▶ _Record excerpts_
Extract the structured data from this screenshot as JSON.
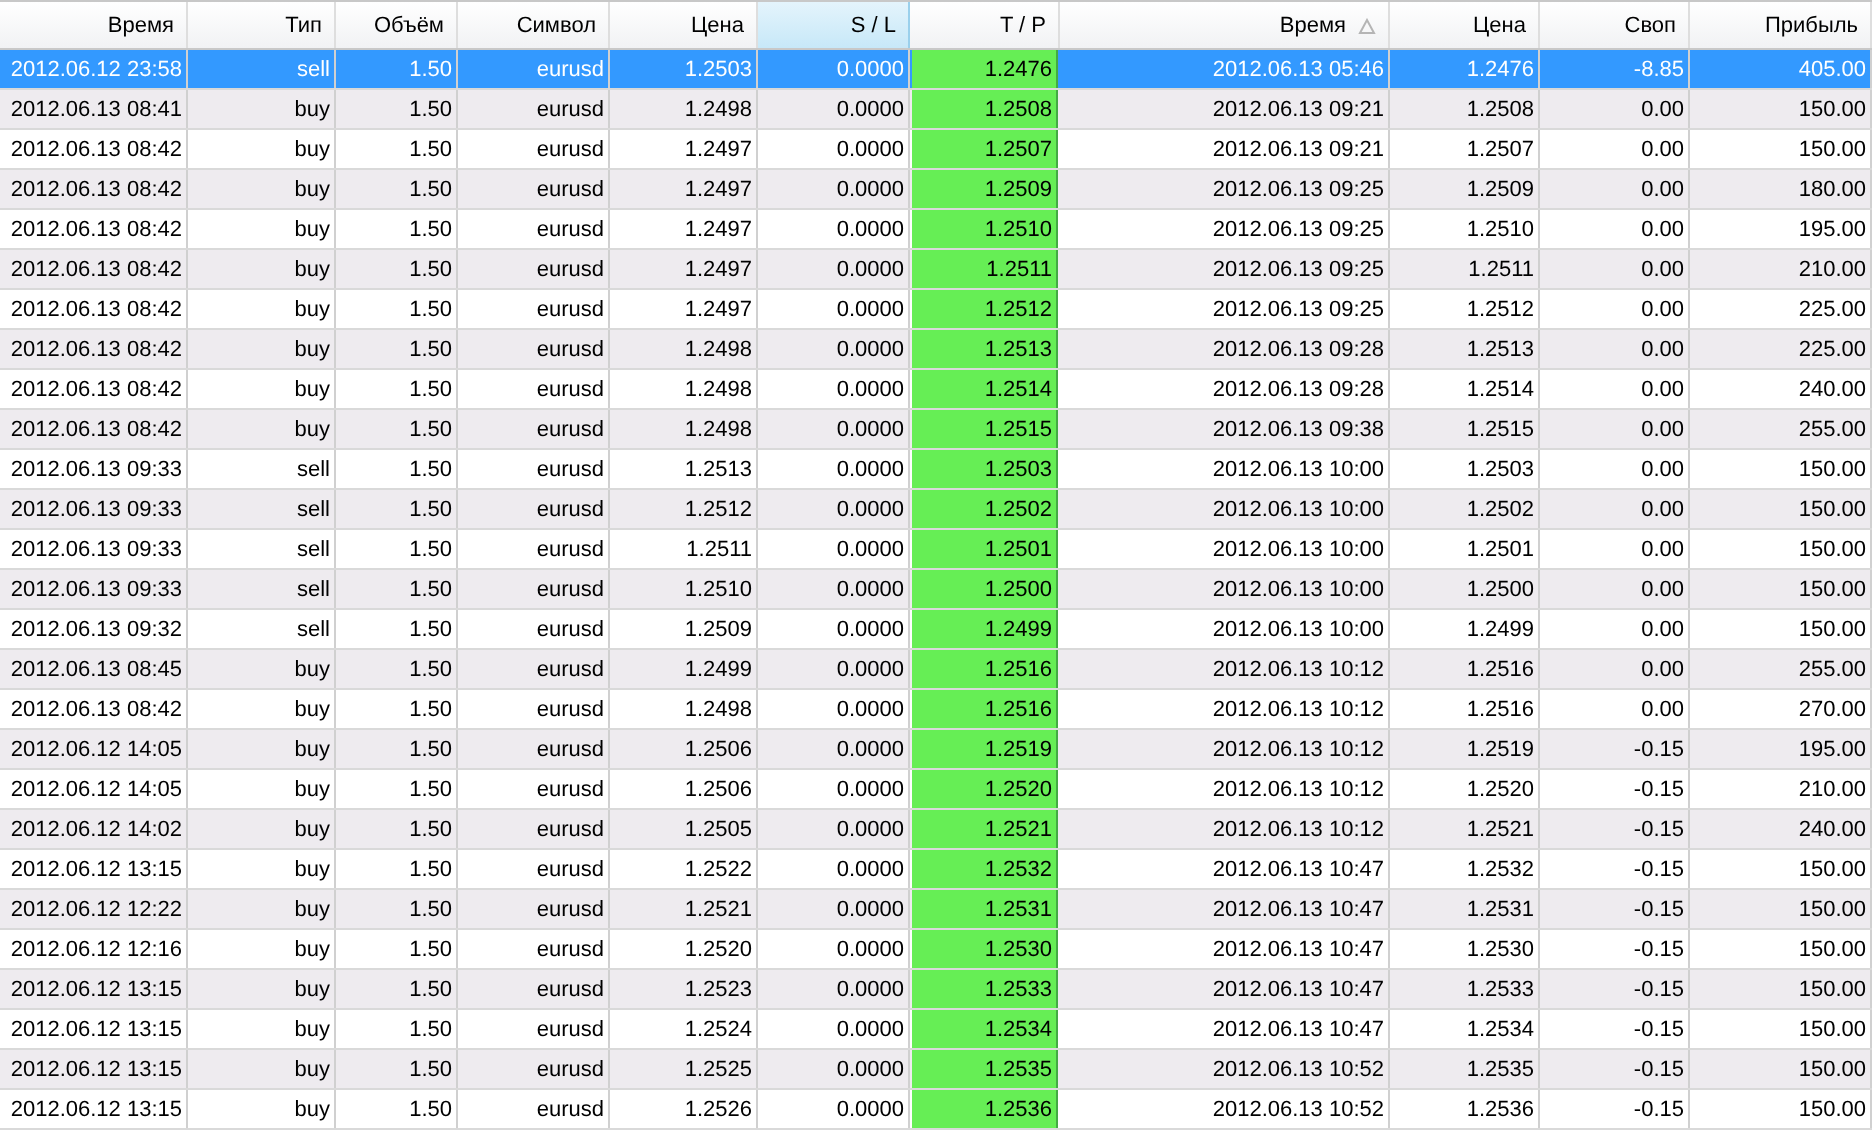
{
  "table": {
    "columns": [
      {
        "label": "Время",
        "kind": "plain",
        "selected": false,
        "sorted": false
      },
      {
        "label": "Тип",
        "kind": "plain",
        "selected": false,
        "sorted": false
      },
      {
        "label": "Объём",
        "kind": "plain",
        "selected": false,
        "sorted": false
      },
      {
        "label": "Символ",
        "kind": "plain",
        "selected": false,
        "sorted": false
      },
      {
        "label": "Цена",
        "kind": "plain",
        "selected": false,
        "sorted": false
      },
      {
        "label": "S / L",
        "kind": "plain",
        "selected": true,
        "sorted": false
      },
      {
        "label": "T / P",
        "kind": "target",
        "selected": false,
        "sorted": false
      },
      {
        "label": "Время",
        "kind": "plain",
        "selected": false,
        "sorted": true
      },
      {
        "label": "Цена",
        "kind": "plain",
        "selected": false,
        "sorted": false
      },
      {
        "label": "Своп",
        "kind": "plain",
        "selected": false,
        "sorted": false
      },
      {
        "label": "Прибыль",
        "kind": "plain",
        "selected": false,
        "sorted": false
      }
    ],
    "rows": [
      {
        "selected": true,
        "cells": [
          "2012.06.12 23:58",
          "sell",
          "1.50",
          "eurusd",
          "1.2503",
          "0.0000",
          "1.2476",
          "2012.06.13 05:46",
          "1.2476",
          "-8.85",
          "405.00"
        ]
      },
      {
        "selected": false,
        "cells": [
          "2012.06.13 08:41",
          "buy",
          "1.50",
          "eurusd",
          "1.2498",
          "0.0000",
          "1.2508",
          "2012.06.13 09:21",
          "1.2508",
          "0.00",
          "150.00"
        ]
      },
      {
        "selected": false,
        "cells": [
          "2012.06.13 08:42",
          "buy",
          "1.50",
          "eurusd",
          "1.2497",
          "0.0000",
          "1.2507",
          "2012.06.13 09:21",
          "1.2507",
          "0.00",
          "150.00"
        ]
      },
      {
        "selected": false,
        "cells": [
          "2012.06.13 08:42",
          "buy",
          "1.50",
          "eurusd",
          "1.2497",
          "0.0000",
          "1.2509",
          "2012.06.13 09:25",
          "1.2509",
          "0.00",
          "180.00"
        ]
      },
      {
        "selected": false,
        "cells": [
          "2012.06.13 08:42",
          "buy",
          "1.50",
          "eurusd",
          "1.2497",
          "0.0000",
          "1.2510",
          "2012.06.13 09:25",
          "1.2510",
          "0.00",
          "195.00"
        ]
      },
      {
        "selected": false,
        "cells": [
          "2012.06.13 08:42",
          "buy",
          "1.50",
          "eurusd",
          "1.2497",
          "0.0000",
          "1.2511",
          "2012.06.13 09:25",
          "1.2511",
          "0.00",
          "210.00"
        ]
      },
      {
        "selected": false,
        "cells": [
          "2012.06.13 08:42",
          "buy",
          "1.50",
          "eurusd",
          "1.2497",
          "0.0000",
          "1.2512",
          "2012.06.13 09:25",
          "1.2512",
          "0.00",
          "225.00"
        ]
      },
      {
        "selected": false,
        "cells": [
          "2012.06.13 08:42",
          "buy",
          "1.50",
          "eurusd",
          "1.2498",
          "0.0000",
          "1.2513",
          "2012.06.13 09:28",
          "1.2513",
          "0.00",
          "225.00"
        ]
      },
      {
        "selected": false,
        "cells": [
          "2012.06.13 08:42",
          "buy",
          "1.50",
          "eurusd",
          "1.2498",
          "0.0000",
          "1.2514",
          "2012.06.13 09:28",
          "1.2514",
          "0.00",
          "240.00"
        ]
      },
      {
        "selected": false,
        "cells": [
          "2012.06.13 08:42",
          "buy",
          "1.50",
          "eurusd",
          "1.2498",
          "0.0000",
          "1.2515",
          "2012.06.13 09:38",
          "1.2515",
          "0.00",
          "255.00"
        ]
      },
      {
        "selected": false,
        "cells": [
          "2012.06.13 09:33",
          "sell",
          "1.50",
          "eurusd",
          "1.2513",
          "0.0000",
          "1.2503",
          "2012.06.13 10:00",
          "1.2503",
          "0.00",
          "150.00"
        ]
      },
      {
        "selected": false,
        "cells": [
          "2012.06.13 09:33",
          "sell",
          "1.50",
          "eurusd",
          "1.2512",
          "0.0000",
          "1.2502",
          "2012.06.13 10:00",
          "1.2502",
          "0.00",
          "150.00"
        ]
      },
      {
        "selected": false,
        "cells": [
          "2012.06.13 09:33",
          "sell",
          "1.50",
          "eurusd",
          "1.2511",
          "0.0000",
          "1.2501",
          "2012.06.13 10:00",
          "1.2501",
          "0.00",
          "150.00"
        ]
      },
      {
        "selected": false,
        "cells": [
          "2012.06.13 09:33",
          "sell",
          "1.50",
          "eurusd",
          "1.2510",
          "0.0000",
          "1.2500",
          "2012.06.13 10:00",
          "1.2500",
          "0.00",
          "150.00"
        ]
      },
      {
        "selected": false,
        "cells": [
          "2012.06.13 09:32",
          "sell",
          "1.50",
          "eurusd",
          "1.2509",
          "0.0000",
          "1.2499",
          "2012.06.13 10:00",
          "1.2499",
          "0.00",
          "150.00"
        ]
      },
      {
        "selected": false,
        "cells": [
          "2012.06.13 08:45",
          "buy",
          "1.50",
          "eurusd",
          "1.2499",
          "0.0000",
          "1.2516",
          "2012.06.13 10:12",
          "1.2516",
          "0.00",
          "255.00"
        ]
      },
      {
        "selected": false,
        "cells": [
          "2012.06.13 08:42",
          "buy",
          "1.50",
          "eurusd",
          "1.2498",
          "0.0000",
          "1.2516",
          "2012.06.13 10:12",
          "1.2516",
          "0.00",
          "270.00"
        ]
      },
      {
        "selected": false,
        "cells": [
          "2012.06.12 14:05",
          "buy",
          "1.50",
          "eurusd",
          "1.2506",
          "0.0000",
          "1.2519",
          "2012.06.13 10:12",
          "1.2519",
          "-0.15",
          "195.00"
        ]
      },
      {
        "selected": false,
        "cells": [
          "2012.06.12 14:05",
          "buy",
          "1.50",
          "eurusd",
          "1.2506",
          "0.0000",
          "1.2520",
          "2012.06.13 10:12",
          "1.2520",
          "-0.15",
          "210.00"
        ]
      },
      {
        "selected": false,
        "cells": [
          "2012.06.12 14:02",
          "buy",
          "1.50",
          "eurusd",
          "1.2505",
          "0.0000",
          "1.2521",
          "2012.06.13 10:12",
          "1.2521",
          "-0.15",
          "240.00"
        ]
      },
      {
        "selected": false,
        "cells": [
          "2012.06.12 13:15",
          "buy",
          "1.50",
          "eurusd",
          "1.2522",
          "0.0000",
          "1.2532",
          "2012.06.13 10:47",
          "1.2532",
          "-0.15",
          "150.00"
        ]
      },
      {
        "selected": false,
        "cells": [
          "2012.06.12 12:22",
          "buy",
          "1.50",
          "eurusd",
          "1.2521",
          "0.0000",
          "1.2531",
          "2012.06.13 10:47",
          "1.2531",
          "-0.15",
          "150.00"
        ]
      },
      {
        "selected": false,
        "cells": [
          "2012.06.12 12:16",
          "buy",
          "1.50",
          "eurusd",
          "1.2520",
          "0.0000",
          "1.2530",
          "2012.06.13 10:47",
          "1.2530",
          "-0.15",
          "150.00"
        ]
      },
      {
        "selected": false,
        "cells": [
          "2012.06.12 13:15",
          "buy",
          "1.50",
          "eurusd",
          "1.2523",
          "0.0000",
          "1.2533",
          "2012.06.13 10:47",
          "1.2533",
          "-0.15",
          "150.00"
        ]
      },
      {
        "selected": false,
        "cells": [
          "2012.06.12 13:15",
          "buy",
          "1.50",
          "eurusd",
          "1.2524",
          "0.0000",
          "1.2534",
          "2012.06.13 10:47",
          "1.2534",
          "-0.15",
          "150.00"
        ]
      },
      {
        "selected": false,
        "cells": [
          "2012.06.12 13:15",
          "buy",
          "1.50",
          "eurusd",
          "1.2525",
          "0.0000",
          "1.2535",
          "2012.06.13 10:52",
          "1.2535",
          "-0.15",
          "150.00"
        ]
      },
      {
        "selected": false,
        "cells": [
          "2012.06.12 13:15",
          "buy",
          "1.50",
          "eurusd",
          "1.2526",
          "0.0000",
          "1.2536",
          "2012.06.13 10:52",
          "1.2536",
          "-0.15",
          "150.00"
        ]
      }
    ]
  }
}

▶ _Task description_
Write out every line of the listing that holds the word "label".

▶ _Solution_
        "label": "Время",
        "label": "Тип",
        "label": "Объём",
        "label": "Символ",
        "label": "Цена",
        "label": "S / L",
        "label": "T / P",
        "label": "Время",
        "label": "Цена",
        "label": "Своп",
        "label": "Прибыль",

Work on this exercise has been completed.